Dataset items
┌──
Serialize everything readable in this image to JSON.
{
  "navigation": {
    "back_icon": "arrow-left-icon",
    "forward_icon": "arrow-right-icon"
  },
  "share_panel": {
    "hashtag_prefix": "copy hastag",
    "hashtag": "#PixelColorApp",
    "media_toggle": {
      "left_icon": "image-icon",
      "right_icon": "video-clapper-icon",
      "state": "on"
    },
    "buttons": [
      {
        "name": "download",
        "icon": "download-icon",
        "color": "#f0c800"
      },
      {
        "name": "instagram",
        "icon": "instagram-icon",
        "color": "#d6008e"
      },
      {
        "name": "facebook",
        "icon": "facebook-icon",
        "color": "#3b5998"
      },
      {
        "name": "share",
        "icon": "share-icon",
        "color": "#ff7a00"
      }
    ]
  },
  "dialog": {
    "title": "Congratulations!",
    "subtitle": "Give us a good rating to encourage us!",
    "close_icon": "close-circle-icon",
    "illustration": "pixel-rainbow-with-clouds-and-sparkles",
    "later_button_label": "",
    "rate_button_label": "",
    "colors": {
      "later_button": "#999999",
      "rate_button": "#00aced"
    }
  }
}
└──
== What is needed ==
Reproduce each entry above exactly, keeping every word.

== Solution for this problem ==
Serialize everything readable in this image to JSON.
{
  "navigation": {
    "back_icon": "arrow-left-icon",
    "forward_icon": "arrow-right-icon"
  },
  "share_panel": {
    "hashtag_prefix": "copy hastag",
    "hashtag": "#PixelColorApp",
    "media_toggle": {
      "left_icon": "image-icon",
      "right_icon": "video-clapper-icon",
      "state": "on"
    },
    "buttons": [
      {
        "name": "download",
        "icon": "download-icon",
        "color": "#f0c800"
      },
      {
        "name": "instagram",
        "icon": "instagram-icon",
        "color": "#d6008e"
      },
      {
        "name": "facebook",
        "icon": "facebook-icon",
        "color": "#3b5998"
      },
      {
        "name": "share",
        "icon": "share-icon",
        "color": "#ff7a00"
      }
    ]
  },
  "dialog": {
    "title": "Congratulations!",
    "subtitle": "Give us a good rating to encourage us!",
    "close_icon": "close-circle-icon",
    "illustration": "pixel-rainbow-with-clouds-and-sparkles",
    "later_button_label": "",
    "rate_button_label": "",
    "colors": {
      "later_button": "#999999",
      "rate_button": "#00aced"
    }
  }
}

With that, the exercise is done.